__Dataset__

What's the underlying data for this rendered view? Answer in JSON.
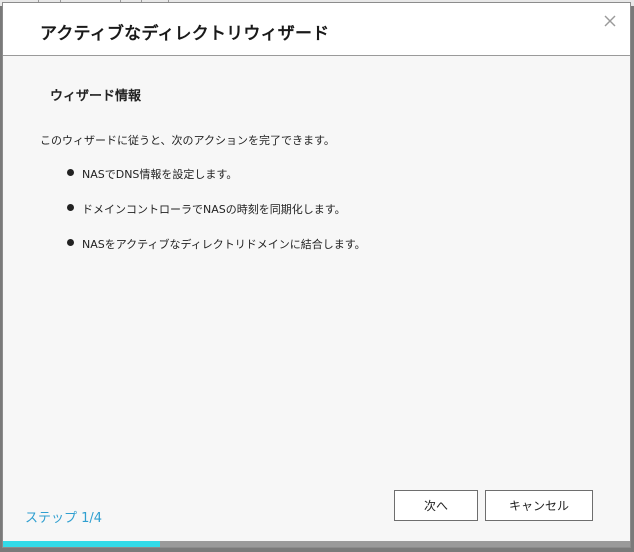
{
  "dialog": {
    "title": "アクティブなディレクトリウィザード",
    "close_icon": "close-icon"
  },
  "content": {
    "section_title": "ウィザード情報",
    "intro": "このウィザードに従うと、次のアクションを完了できます。",
    "bullets": [
      "NASでDNS情報を設定します。",
      "ドメインコントローラでNASの時刻を同期化します。",
      "NASをアクティブなディレクトリドメインに結合します。"
    ]
  },
  "footer": {
    "step_label": "ステップ 1/4",
    "next_label": "次へ",
    "cancel_label": "キャンセル",
    "progress": 0.25
  },
  "colors": {
    "accent": "#33dbe8",
    "step_text": "#2f9fd0"
  }
}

__Goal__
Reproduce the records above exactly, leaving out every picture they contain.

__Result__
What's the underlying data for this rendered view? Answer in JSON.
{
  "dialog": {
    "title": "アクティブなディレクトリウィザード",
    "close_icon": "close-icon"
  },
  "content": {
    "section_title": "ウィザード情報",
    "intro": "このウィザードに従うと、次のアクションを完了できます。",
    "bullets": [
      "NASでDNS情報を設定します。",
      "ドメインコントローラでNASの時刻を同期化します。",
      "NASをアクティブなディレクトリドメインに結合します。"
    ]
  },
  "footer": {
    "step_label": "ステップ 1/4",
    "next_label": "次へ",
    "cancel_label": "キャンセル",
    "progress": 0.25
  },
  "colors": {
    "accent": "#33dbe8",
    "step_text": "#2f9fd0"
  }
}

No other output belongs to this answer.